### Given request
Check each line of the records below for the word "research" and copy those where it appears.

### Material to process
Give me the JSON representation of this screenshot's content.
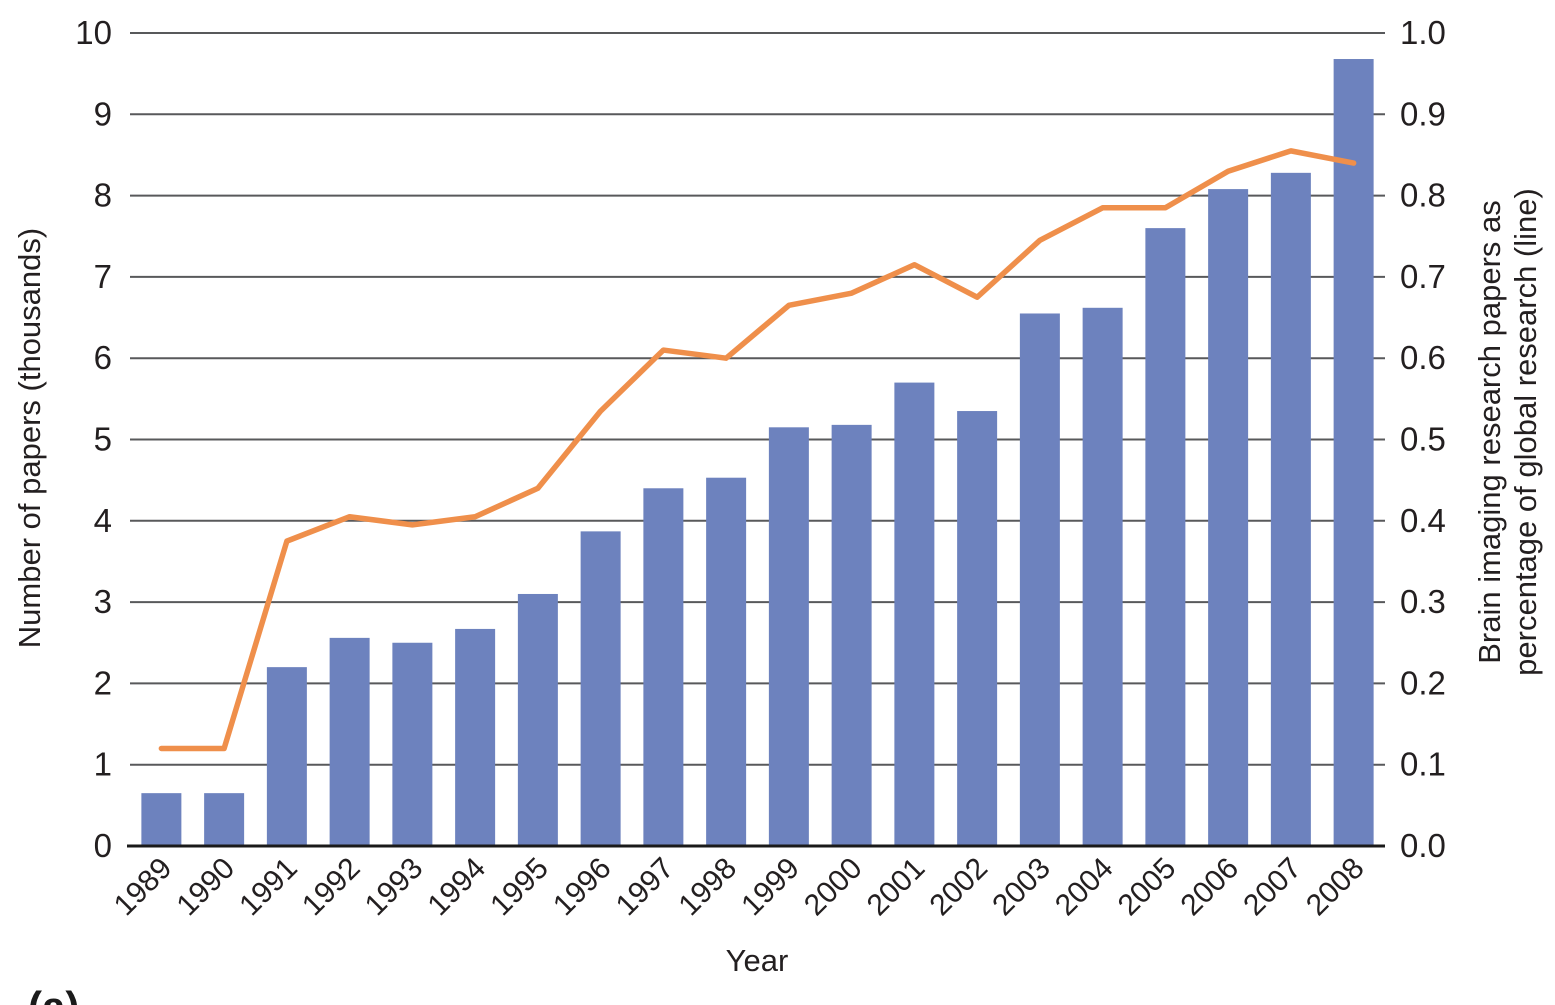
{
  "figure_label": "(a)",
  "axes": {
    "x_title": "Year",
    "left_title": "Number of papers (thousands)",
    "right_title_line1": "Brain imaging research papers as",
    "right_title_line2": "percentage of global research (line)",
    "left_tick_labels": [
      "0",
      "1",
      "2",
      "3",
      "4",
      "5",
      "6",
      "7",
      "8",
      "9",
      "10"
    ],
    "right_tick_labels": [
      "0.0",
      "0.1",
      "0.2",
      "0.3",
      "0.4",
      "0.5",
      "0.6",
      "0.7",
      "0.8",
      "0.9",
      "1.0"
    ]
  },
  "colors": {
    "bar": "#6d82be",
    "line": "#ef8f4b",
    "grid": "#58595b",
    "baseline": "#1a1a1a",
    "text": "#231f20"
  },
  "chart_data": {
    "type": "bar-line-combo",
    "categories": [
      "1989",
      "1990",
      "1991",
      "1992",
      "1993",
      "1994",
      "1995",
      "1996",
      "1997",
      "1998",
      "1999",
      "2000",
      "2001",
      "2002",
      "2003",
      "2004",
      "2005",
      "2006",
      "2007",
      "2008"
    ],
    "series": [
      {
        "name": "Number of papers (thousands)",
        "type": "bar",
        "axis": "left",
        "values": [
          0.65,
          0.65,
          2.2,
          2.56,
          2.5,
          2.67,
          3.1,
          3.87,
          4.4,
          4.53,
          5.15,
          5.18,
          5.7,
          5.35,
          6.55,
          6.62,
          7.6,
          8.08,
          8.28,
          9.68
        ]
      },
      {
        "name": "Brain imaging research papers as percentage of global research (line)",
        "type": "line",
        "axis": "right",
        "values": [
          0.12,
          0.12,
          0.375,
          0.405,
          0.395,
          0.405,
          0.44,
          0.535,
          0.61,
          0.6,
          0.665,
          0.68,
          0.715,
          0.675,
          0.745,
          0.785,
          0.785,
          0.83,
          0.855,
          0.84
        ]
      }
    ],
    "title": "",
    "xlabel": "Year",
    "left_ylabel": "Number of papers (thousands)",
    "right_ylabel": "Brain imaging research papers as percentage of global research (line)",
    "left_ylim": [
      0,
      10
    ],
    "right_ylim": [
      0.0,
      1.0
    ],
    "grid": true,
    "legend": false
  }
}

### Task answer
    "right_title_line1": "Brain imaging research papers as",
    "right_title_line2": "percentage of global research (line)",
        "name": "Brain imaging research papers as percentage of global research (line)",
    "right_ylabel": "Brain imaging research papers as percentage of global research (line)",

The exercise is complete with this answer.